Written request: Repeat every line of the data exactly, but not the pictures.

Items from a dataset
┄┄┄┄┄┄

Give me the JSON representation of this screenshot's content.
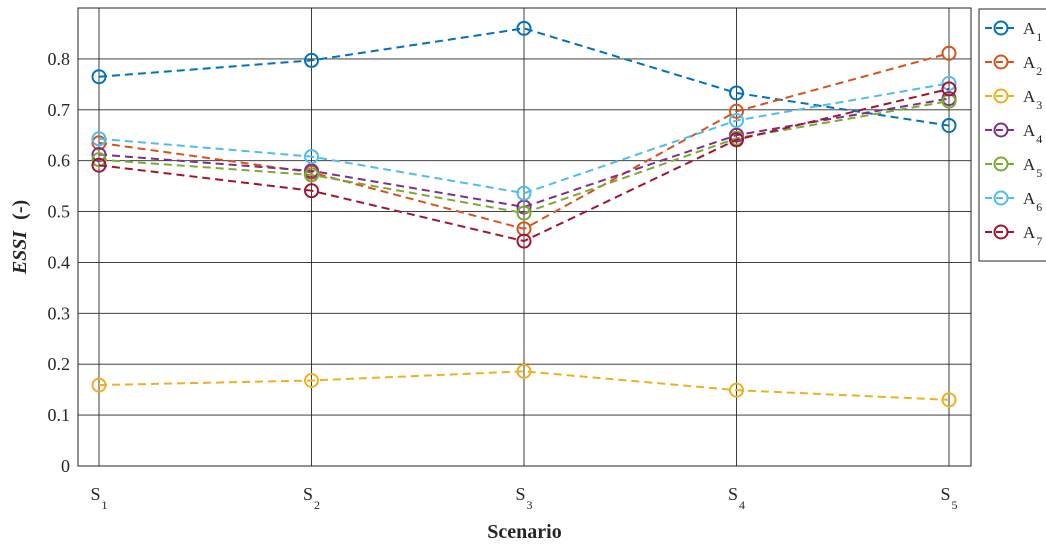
{
  "chart_data": {
    "type": "line",
    "xlabel": "Scenario",
    "ylabel_main": "ESSI",
    "ylabel_unit": "(-)",
    "categories": [
      {
        "base": "S",
        "sub": "1"
      },
      {
        "base": "S",
        "sub": "2"
      },
      {
        "base": "S",
        "sub": "3"
      },
      {
        "base": "S",
        "sub": "4"
      },
      {
        "base": "S",
        "sub": "5"
      }
    ],
    "ylim": [
      0,
      0.9
    ],
    "yticks": [
      "0",
      "0.1",
      "0.2",
      "0.3",
      "0.4",
      "0.5",
      "0.6",
      "0.7",
      "0.8"
    ],
    "grid": true,
    "legend_position": "outside-top-right",
    "series": [
      {
        "name": "A",
        "sub": "1",
        "color": "#0072BD",
        "values": [
          0.765,
          0.797,
          0.86,
          0.733,
          0.669
        ]
      },
      {
        "name": "A",
        "sub": "2",
        "color": "#D95319",
        "values": [
          0.635,
          0.577,
          0.466,
          0.697,
          0.811
        ]
      },
      {
        "name": "A",
        "sub": "3",
        "color": "#EDB120",
        "values": [
          0.159,
          0.168,
          0.186,
          0.149,
          0.13
        ]
      },
      {
        "name": "A",
        "sub": "4",
        "color": "#7E2F8E",
        "values": [
          0.612,
          0.58,
          0.509,
          0.65,
          0.722
        ]
      },
      {
        "name": "A",
        "sub": "5",
        "color": "#77AC30",
        "values": [
          0.602,
          0.572,
          0.497,
          0.644,
          0.717
        ]
      },
      {
        "name": "A",
        "sub": "6",
        "color": "#4DBEEE",
        "values": [
          0.643,
          0.608,
          0.536,
          0.679,
          0.752
        ]
      },
      {
        "name": "A",
        "sub": "7",
        "color": "#A2142F",
        "values": [
          0.591,
          0.541,
          0.442,
          0.641,
          0.741
        ]
      }
    ]
  }
}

┄┄┄┄┄┄

Final answer:
Give me the JSON representation of this screenshot's content.
{
  "chart_data": {
    "type": "line",
    "xlabel": "Scenario",
    "ylabel_main": "ESSI",
    "ylabel_unit": "(-)",
    "categories": [
      {
        "base": "S",
        "sub": "1"
      },
      {
        "base": "S",
        "sub": "2"
      },
      {
        "base": "S",
        "sub": "3"
      },
      {
        "base": "S",
        "sub": "4"
      },
      {
        "base": "S",
        "sub": "5"
      }
    ],
    "ylim": [
      0,
      0.9
    ],
    "yticks": [
      "0",
      "0.1",
      "0.2",
      "0.3",
      "0.4",
      "0.5",
      "0.6",
      "0.7",
      "0.8"
    ],
    "grid": true,
    "legend_position": "outside-top-right",
    "series": [
      {
        "name": "A",
        "sub": "1",
        "color": "#0072BD",
        "values": [
          0.765,
          0.797,
          0.86,
          0.733,
          0.669
        ]
      },
      {
        "name": "A",
        "sub": "2",
        "color": "#D95319",
        "values": [
          0.635,
          0.577,
          0.466,
          0.697,
          0.811
        ]
      },
      {
        "name": "A",
        "sub": "3",
        "color": "#EDB120",
        "values": [
          0.159,
          0.168,
          0.186,
          0.149,
          0.13
        ]
      },
      {
        "name": "A",
        "sub": "4",
        "color": "#7E2F8E",
        "values": [
          0.612,
          0.58,
          0.509,
          0.65,
          0.722
        ]
      },
      {
        "name": "A",
        "sub": "5",
        "color": "#77AC30",
        "values": [
          0.602,
          0.572,
          0.497,
          0.644,
          0.717
        ]
      },
      {
        "name": "A",
        "sub": "6",
        "color": "#4DBEEE",
        "values": [
          0.643,
          0.608,
          0.536,
          0.679,
          0.752
        ]
      },
      {
        "name": "A",
        "sub": "7",
        "color": "#A2142F",
        "values": [
          0.591,
          0.541,
          0.442,
          0.641,
          0.741
        ]
      }
    ]
  }
}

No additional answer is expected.